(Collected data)
>>>>>
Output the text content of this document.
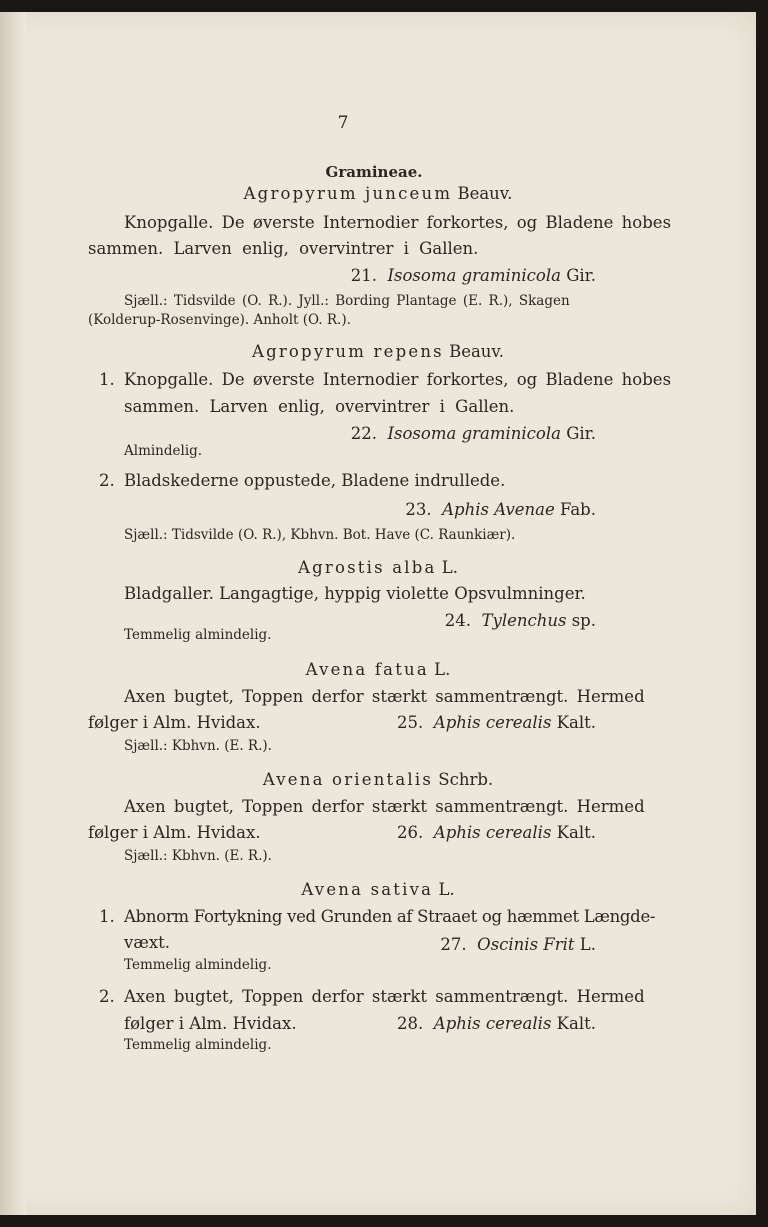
7
Gramineae.
Agropyrum junceum Beauv.
Knopgalle. De øverste Internodier forkortes, og Bladene hobes
sammen. Larven enlig, overvintrer i Gallen.
21. Isosoma graminicola Gir.
Sjæll.: Tidsvilde (O. R.). Jyll.: Bording Plantage (E. R.), Skagen
(Kolderup-Rosenvinge). Anholt (O. R.).
Agropyrum repens Beauv.
1. Knopgalle. De øverste Internodier forkortes, og Bladene hobes
sammen. Larven enlig, overvintrer i Gallen.
22. Isosoma graminicola Gir.
Almindelig.
2. Bladskederne oppustede, Bladene indrullede.
23. Aphis Avenae Fab.
Sjæll.: Tidsvilde (O. R.), Kbhvn. Bot. Have (C. Raunkiær).
Agrostis alba L.
Bladgaller. Langagtige, hyppig violette Opsvulmninger.
24. Tylenchus sp.
Temmelig almindelig.
Avena fatua L.
Axen bugtet, Toppen derfor stærkt sammentrængt. Hermed
følger i Alm. Hvidax.	25. Aphis cerealis Kalt.
Sjæll.: Kbhvn. (E. R.).
Avena orientalis Schrb.
Axen bugtet, Toppen derfor stærkt sammentrængt. Hermed
følger i Alm. Hvidax.	26. Aphis cerealis Kalt.
Sjæll.: Kbhvn. (E. R.).
Avena sativa L.
1. Abnorm Fortykning ved Grunden af Straaet og hæmmet Længde-
væxt.	27. Oscinis Frit L.
Temmelig almindelig.
2. Axen bugtet, Toppen derfor stærkt sammentrængt. Hermed
følger i Alm. Hvidax.	28. Aphis cerealis Kalt.
Temmelig almindelig.
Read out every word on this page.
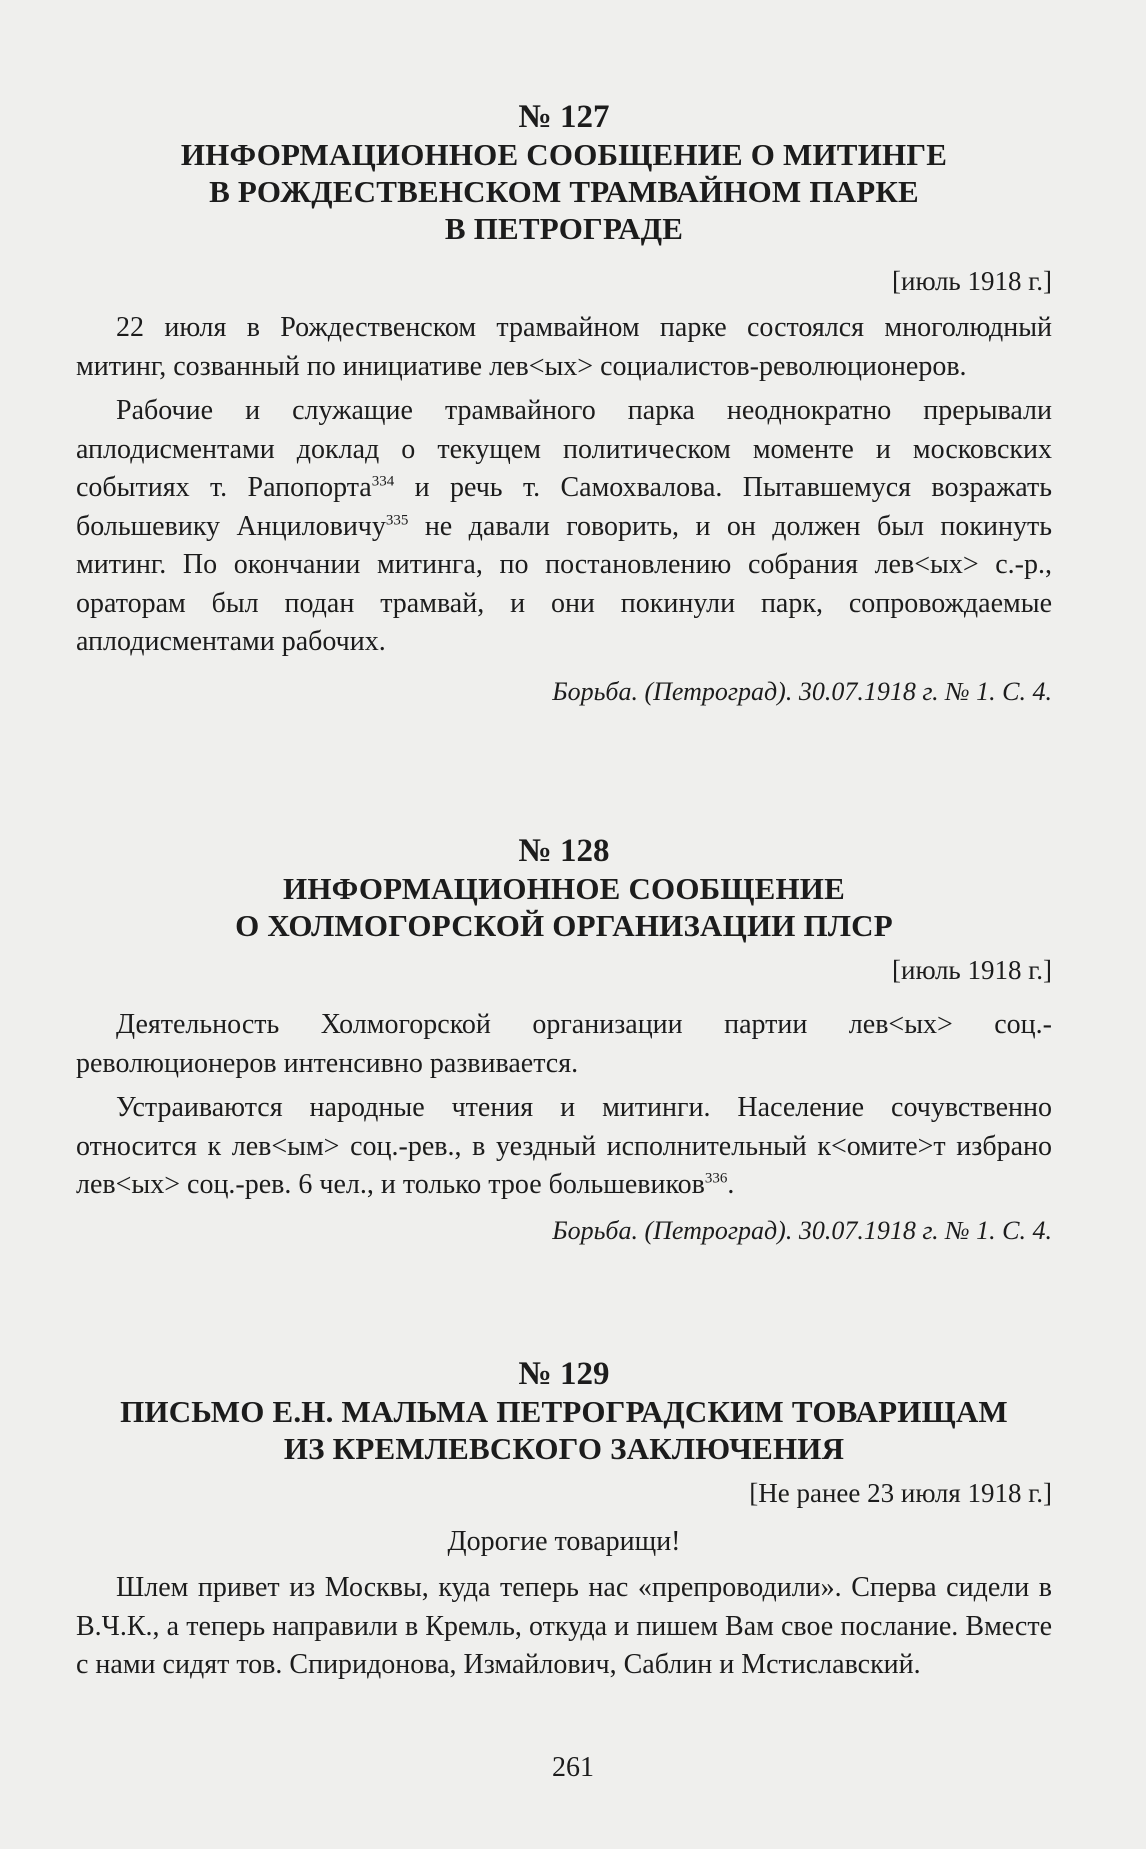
№ 127

ИНФОРМАЦИОННОЕ СООБЩЕНИЕ О МИТИНГЕ

В РОЖДЕСТВЕНСКОМ ТРАМВАЙНОМ ПАРКЕ

В ПЕТРОГРАДЕ

[июль 1918 г.]

22 июля в Рождественском трамвайном парке состоялся многолюдный митинг, созванный по инициативе лев<ых> социалистов-революционеров.

Рабочие и служащие трамвайного парка неоднократно прерывали аплодисментами доклад о текущем политическом моменте и московских событиях т. Рапопорта$^{334}$ и речь т. Самохвалова. Пытавшемуся возражать большевику Анциловичу$^{335}$ не давали говорить, и он должен был покинуть митинг. По окончании митинга, по постановлению собрания лев<ых> с.-р., ораторам был подан трамвай, и они покинули парк, сопровождаемые аплодисментами рабочих.

Борьба. (Петроград). 30.07.1918 г. № 1. С. 4.

№ 128

ИНФОРМАЦИОННОЕ СООБЩЕНИЕ

О ХОЛМОГОРСКОЙ ОРГАНИЗАЦИИ ПЛСР

[июль 1918 г.]

Деятельность Холмогорской организации партии лев<ых> соц.-революционеров интенсивно развивается.

Устраиваются народные чтения и митинги. Население сочувственно относится к лев<ым> соц.-рев., в уездный исполнительный к<омите>т избрано лев<ых> соц.-рев. 6 чел., и только трое большевиков$^{336}$.

Борьба. (Петроград). 30.07.1918 г. № 1. С. 4.

№ 129

ПИСЬМО Е.Н. МАЛЬМА ПЕТРОГРАДСКИМ ТОВАРИЩАМ

ИЗ КРЕМЛЕВСКОГО ЗАКЛЮЧЕНИЯ

[Не ранее 23 июля 1918 г.]

Дорогие товарищи!

Шлем привет из Москвы, куда теперь нас «препроводили». Сперва сидели в В.Ч.К., а теперь направили в Кремль, откуда и пишем Вам свое послание. Вместе с нами сидят тов. Спиридонова, Измайлович, Саблин и Мстиславский.

261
<<<<<
◆ THE PROBLEM ◆
Without the pictures, restate each entry exactly.

◆ THE RESULT ◆
Output the text content of this document.
7
Gramineae.
Agropyrum junceum Beauv.
Knopgalle. De øverste Internodier forkortes, og Bladene hobes
sammen. Larven enlig, overvintrer i Gallen.
21. Isosoma graminicola Gir.
Sjæll.: Tidsvilde (O. R.). Jyll.: Bording Plantage (E. R.), Skagen
(Kolderup-Rosenvinge). Anholt (O. R.).
Agropyrum repens Beauv.
1. Knopgalle. De øverste Internodier forkortes, og Bladene hobes
sammen. Larven enlig, overvintrer i Gallen.
22. Isosoma graminicola Gir.
Almindelig.
2. Bladskederne oppustede, Bladene indrullede.
23. Aphis Avenae Fab.
Sjæll.: Tidsvilde (O. R.), Kbhvn. Bot. Have (C. Raunkiær).
Agrostis alba L.
Bladgaller. Langagtige, hyppig violette Opsvulmninger.
24. Tylenchus sp.
Temmelig almindelig.
Avena fatua L.
Axen bugtet, Toppen derfor stærkt sammentrængt. Hermed
følger i Alm. Hvidax.	25. Aphis cerealis Kalt.
Sjæll.: Kbhvn. (E. R.).
Avena orientalis Schrb.
Axen bugtet, Toppen derfor stærkt sammentrængt. Hermed
følger i Alm. Hvidax.	26. Aphis cerealis Kalt.
Sjæll.: Kbhvn. (E. R.).
Avena sativa L.
1. Abnorm Fortykning ved Grunden af Straaet og hæmmet Længde-
væxt.	27. Oscinis Frit L.
Temmelig almindelig.
2. Axen bugtet, Toppen derfor stærkt sammentrængt. Hermed
følger i Alm. Hvidax.	28. Aphis cerealis Kalt.
Temmelig almindelig.
Read out every word on this page.
№ 127

ИНФОРМАЦИОННОЕ СООБЩЕНИЕ О МИТИНГЕ

В РОЖДЕСТВЕНСКОМ ТРАМВАЙНОМ ПАРКЕ

В ПЕТРОГРАДЕ

[июль 1918 г.]

22 июля в Рождественском трамвайном парке состоялся многолюдный митинг, созванный по инициативе лев<ых> социалистов-революционеров.

Рабочие и служащие трамвайного парка неоднократно прерывали аплодисментами доклад о текущем политическом моменте и московских событиях т. Рапопорта$^{334}$ и речь т. Самохвалова. Пытавшемуся возражать большевику Анциловичу$^{335}$ не давали говорить, и он должен был покинуть митинг. По окончании митинга, по постановлению собрания лев<ых> с.-р., ораторам был подан трамвай, и они покинули парк, сопровождаемые аплодисментами рабочих.

Борьба. (Петроград). 30.07.1918 г. № 1. С. 4.

№ 128

ИНФОРМАЦИОННОЕ СООБЩЕНИЕ

О ХОЛМОГОРСКОЙ ОРГАНИЗАЦИИ ПЛСР

[июль 1918 г.]

Деятельность Холмогорской организации партии лев<ых> соц.-революционеров интенсивно развивается.

Устраиваются народные чтения и митинги. Население сочувственно относится к лев<ым> соц.-рев., в уездный исполнительный к<омите>т избрано лев<ых> соц.-рев. 6 чел., и только трое большевиков$^{336}$.

Борьба. (Петроград). 30.07.1918 г. № 1. С. 4.

№ 129

ПИСЬМО Е.Н. МАЛЬМА ПЕТРОГРАДСКИМ ТОВАРИЩАМ

ИЗ КРЕМЛЕВСКОГО ЗАКЛЮЧЕНИЯ

[Не ранее 23 июля 1918 г.]

Дорогие товарищи!

Шлем привет из Москвы, куда теперь нас «препроводили». Сперва сидели в В.Ч.К., а теперь направили в Кремль, откуда и пишем Вам свое послание. Вместе с нами сидят тов. Спиридонова, Измайлович, Саблин и Мстиславский.

261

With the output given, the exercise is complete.